» WHAT YOU NEED TO DO
Pick out each line of the records in which the word "modified" appears.

» SUPPLIED MATERIAL

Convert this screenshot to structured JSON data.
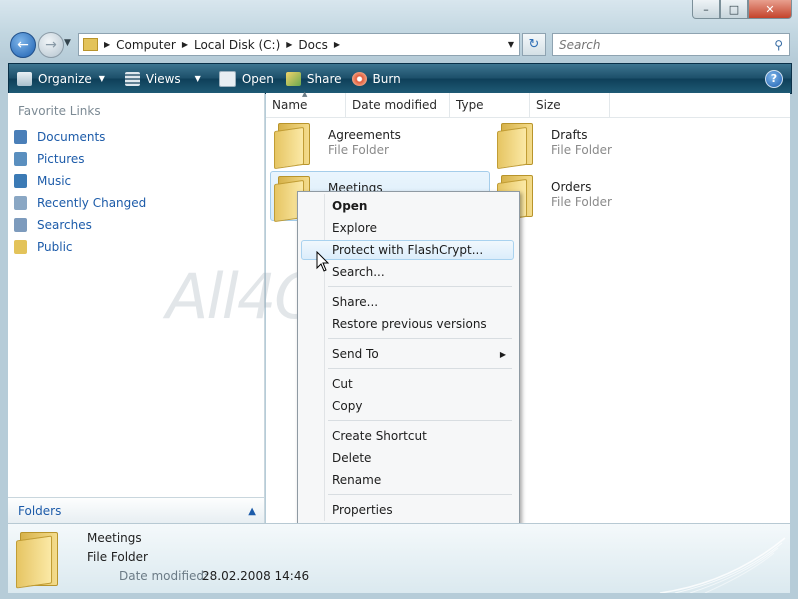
{
  "address": {
    "segments": [
      "Computer",
      "Local Disk (C:)",
      "Docs"
    ]
  },
  "search": {
    "placeholder": "Search"
  },
  "toolbar": {
    "organize": "Organize",
    "views": "Views",
    "open": "Open",
    "share": "Share",
    "burn": "Burn"
  },
  "nav": {
    "heading": "Favorite Links",
    "items": [
      {
        "label": "Documents",
        "icon": "documents-icon",
        "color": "#4a7fb8"
      },
      {
        "label": "Pictures",
        "icon": "pictures-icon",
        "color": "#5a8fbf"
      },
      {
        "label": "Music",
        "icon": "music-icon",
        "color": "#3b7ab5"
      },
      {
        "label": "Recently Changed",
        "icon": "recently-changed-icon",
        "color": "#8aa7c4"
      },
      {
        "label": "Searches",
        "icon": "searches-icon",
        "color": "#7d9bbd"
      },
      {
        "label": "Public",
        "icon": "public-folder-icon",
        "color": "#e3c35a"
      }
    ],
    "folders_label": "Folders"
  },
  "columns": [
    "Name",
    "Date modified",
    "Type",
    "Size"
  ],
  "files": [
    {
      "name": "Agreements",
      "type": "File Folder"
    },
    {
      "name": "Drafts",
      "type": "File Folder"
    },
    {
      "name": "Meetings",
      "type": "File Folder"
    },
    {
      "name": "Orders",
      "type": "File Folder"
    }
  ],
  "context_menu": {
    "open": "Open",
    "explore": "Explore",
    "protect": "Protect with FlashCrypt...",
    "search": "Search...",
    "share": "Share...",
    "restore": "Restore previous versions",
    "send_to": "Send To",
    "cut": "Cut",
    "copy": "Copy",
    "create_shortcut": "Create Shortcut",
    "delete": "Delete",
    "rename": "Rename",
    "properties": "Properties"
  },
  "watermark": "All4OS.RU",
  "details": {
    "name": "Meetings",
    "type": "File Folder",
    "date_label": "Date modified:",
    "date_value": "28.02.2008 14:46"
  }
}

» SOLUTION FOR THIS TASK
    "Date modified",
    "date_label": "Date modified:",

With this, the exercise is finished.